■ DO THIS
Go through the listing and copy each line with the string "force".
+++ EXERCISE MATERIALS
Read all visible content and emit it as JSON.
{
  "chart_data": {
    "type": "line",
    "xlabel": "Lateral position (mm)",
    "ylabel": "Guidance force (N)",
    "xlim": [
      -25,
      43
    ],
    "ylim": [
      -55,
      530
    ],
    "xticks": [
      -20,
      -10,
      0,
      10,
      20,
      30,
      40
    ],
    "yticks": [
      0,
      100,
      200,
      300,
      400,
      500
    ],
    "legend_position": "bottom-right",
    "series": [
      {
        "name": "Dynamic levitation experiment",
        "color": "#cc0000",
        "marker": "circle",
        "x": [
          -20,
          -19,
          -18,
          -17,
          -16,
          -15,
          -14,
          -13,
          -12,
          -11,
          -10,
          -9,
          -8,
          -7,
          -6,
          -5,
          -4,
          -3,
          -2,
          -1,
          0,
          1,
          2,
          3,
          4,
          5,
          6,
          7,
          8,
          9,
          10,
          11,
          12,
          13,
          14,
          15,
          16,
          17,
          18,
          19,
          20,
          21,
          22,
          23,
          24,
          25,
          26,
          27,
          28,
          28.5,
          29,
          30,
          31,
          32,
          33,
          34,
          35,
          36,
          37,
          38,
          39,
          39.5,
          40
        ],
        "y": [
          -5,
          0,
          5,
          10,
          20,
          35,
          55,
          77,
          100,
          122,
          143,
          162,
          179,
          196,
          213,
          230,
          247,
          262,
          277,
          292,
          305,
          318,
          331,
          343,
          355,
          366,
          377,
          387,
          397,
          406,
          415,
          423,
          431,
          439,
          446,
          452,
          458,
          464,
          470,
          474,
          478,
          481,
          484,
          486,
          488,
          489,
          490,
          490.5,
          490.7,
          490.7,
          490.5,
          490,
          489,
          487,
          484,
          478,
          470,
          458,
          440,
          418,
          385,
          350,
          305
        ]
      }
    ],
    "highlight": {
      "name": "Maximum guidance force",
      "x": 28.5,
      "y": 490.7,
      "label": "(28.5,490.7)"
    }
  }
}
++++++
■ EXPECTED OUTPUT
    "ylabel": "Guidance force (N)",
      "name": "Maximum guidance force",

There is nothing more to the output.